** Begin **

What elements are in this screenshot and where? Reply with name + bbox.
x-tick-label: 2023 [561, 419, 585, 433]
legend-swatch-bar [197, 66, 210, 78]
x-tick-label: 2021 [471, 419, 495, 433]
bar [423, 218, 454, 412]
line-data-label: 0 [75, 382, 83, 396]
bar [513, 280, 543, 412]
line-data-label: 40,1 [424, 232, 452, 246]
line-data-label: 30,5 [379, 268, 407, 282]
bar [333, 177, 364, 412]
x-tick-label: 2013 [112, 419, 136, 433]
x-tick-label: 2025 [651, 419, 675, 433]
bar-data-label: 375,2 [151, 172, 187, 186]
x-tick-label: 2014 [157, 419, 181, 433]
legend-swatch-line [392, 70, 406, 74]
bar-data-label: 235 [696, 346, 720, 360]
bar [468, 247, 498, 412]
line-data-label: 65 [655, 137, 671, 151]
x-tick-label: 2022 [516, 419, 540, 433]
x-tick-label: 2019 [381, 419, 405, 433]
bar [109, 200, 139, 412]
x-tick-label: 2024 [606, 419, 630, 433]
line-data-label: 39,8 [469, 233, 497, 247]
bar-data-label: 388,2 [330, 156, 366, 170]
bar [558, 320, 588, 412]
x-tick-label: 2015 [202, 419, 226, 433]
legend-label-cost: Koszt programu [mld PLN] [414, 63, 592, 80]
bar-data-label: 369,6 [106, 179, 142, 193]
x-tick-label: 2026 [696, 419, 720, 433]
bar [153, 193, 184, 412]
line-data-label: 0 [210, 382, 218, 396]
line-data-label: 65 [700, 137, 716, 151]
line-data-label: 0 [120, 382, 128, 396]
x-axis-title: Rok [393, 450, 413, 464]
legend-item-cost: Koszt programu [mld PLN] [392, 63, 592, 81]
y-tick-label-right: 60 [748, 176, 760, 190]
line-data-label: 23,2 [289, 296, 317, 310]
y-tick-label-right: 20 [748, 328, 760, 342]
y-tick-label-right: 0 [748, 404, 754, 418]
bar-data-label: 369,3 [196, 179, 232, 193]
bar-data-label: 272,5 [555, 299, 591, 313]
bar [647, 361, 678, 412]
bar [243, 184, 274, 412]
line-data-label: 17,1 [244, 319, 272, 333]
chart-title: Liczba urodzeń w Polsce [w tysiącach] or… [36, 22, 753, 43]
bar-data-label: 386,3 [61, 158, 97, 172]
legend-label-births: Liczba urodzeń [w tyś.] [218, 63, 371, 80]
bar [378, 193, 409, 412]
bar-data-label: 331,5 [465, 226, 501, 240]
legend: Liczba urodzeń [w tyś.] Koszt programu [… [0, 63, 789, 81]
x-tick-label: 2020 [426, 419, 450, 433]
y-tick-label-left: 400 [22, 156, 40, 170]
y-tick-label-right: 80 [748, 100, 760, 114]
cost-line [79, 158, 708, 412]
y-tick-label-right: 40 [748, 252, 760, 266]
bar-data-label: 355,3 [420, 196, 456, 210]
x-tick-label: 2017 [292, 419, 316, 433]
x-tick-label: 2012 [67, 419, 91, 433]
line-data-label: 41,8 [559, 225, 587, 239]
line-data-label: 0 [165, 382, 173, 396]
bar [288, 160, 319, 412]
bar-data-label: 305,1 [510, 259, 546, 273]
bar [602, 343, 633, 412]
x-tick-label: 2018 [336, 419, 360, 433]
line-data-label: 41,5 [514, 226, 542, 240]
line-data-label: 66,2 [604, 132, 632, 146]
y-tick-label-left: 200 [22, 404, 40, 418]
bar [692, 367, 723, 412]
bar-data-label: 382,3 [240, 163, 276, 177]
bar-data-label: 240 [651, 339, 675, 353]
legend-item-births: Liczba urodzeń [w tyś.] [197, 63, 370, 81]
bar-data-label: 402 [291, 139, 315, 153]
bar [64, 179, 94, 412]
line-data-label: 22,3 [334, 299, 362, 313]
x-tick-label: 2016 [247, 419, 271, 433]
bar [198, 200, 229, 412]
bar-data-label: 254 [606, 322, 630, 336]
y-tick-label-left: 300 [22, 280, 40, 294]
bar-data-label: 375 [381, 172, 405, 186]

** End **

> **Goal**: Repeat all the lines above, swapping every "bar-data-label" for "bar-value-label" and leaving everything else unchanged.

> **Task response**:
What elements are in this screenshot and where? Reply with name + bbox.
x-tick-label: 2023 [561, 419, 585, 433]
legend-swatch-bar [197, 66, 210, 78]
x-tick-label: 2021 [471, 419, 495, 433]
bar [423, 218, 454, 412]
line-data-label: 0 [75, 382, 83, 396]
bar [513, 280, 543, 412]
line-data-label: 40,1 [424, 232, 452, 246]
line-data-label: 30,5 [379, 268, 407, 282]
bar [333, 177, 364, 412]
x-tick-label: 2013 [112, 419, 136, 433]
x-tick-label: 2025 [651, 419, 675, 433]
bar-value-label: 375,2 [151, 172, 187, 186]
x-tick-label: 2014 [157, 419, 181, 433]
legend-swatch-line [392, 70, 406, 74]
bar-value-label: 235 [696, 346, 720, 360]
bar [468, 247, 498, 412]
line-data-label: 65 [655, 137, 671, 151]
x-tick-label: 2022 [516, 419, 540, 433]
x-tick-label: 2019 [381, 419, 405, 433]
bar [109, 200, 139, 412]
x-tick-label: 2024 [606, 419, 630, 433]
line-data-label: 39,8 [469, 233, 497, 247]
bar-value-label: 388,2 [330, 156, 366, 170]
bar [558, 320, 588, 412]
x-tick-label: 2015 [202, 419, 226, 433]
legend-label-cost: Koszt programu [mld PLN] [414, 63, 592, 80]
bar-value-label: 369,6 [106, 179, 142, 193]
x-tick-label: 2026 [696, 419, 720, 433]
bar [153, 193, 184, 412]
line-data-label: 0 [210, 382, 218, 396]
line-data-label: 65 [700, 137, 716, 151]
line-data-label: 0 [120, 382, 128, 396]
x-axis-title: Rok [393, 450, 413, 464]
legend-item-cost: Koszt programu [mld PLN] [392, 63, 592, 81]
y-tick-label-right: 60 [748, 176, 760, 190]
line-data-label: 23,2 [289, 296, 317, 310]
y-tick-label-right: 20 [748, 328, 760, 342]
y-tick-label-right: 0 [748, 404, 754, 418]
bar-value-label: 369,3 [196, 179, 232, 193]
bar-value-label: 272,5 [555, 299, 591, 313]
bar [647, 361, 678, 412]
bar [243, 184, 274, 412]
line-data-label: 17,1 [244, 319, 272, 333]
chart-title: Liczba urodzeń w Polsce [w tysiącach] or… [36, 22, 753, 43]
bar-value-label: 386,3 [61, 158, 97, 172]
legend-label-births: Liczba urodzeń [w tyś.] [218, 63, 371, 80]
bar [378, 193, 409, 412]
bar-value-label: 331,5 [465, 226, 501, 240]
legend: Liczba urodzeń [w tyś.] Koszt programu [… [0, 63, 789, 81]
x-tick-label: 2020 [426, 419, 450, 433]
y-tick-label-left: 400 [22, 156, 40, 170]
y-tick-label-right: 80 [748, 100, 760, 114]
cost-line [79, 158, 708, 412]
y-tick-label-right: 40 [748, 252, 760, 266]
bar-value-label: 355,3 [420, 196, 456, 210]
x-tick-label: 2017 [292, 419, 316, 433]
x-tick-label: 2012 [67, 419, 91, 433]
line-data-label: 41,8 [559, 225, 587, 239]
line-data-label: 0 [165, 382, 173, 396]
bar [288, 160, 319, 412]
bar-value-label: 305,1 [510, 259, 546, 273]
bar [602, 343, 633, 412]
x-tick-label: 2018 [336, 419, 360, 433]
line-data-label: 41,5 [514, 226, 542, 240]
line-data-label: 66,2 [604, 132, 632, 146]
y-tick-label-left: 200 [22, 404, 40, 418]
bar [692, 367, 723, 412]
bar-value-label: 382,3 [240, 163, 276, 177]
bar-value-label: 240 [651, 339, 675, 353]
legend-item-births: Liczba urodzeń [w tyś.] [197, 63, 370, 81]
bar-value-label: 402 [291, 139, 315, 153]
bar [64, 179, 94, 412]
line-data-label: 22,3 [334, 299, 362, 313]
x-tick-label: 2016 [247, 419, 271, 433]
bar [198, 200, 229, 412]
bar-value-label: 254 [606, 322, 630, 336]
y-tick-label-left: 300 [22, 280, 40, 294]
bar-value-label: 375 [381, 172, 405, 186]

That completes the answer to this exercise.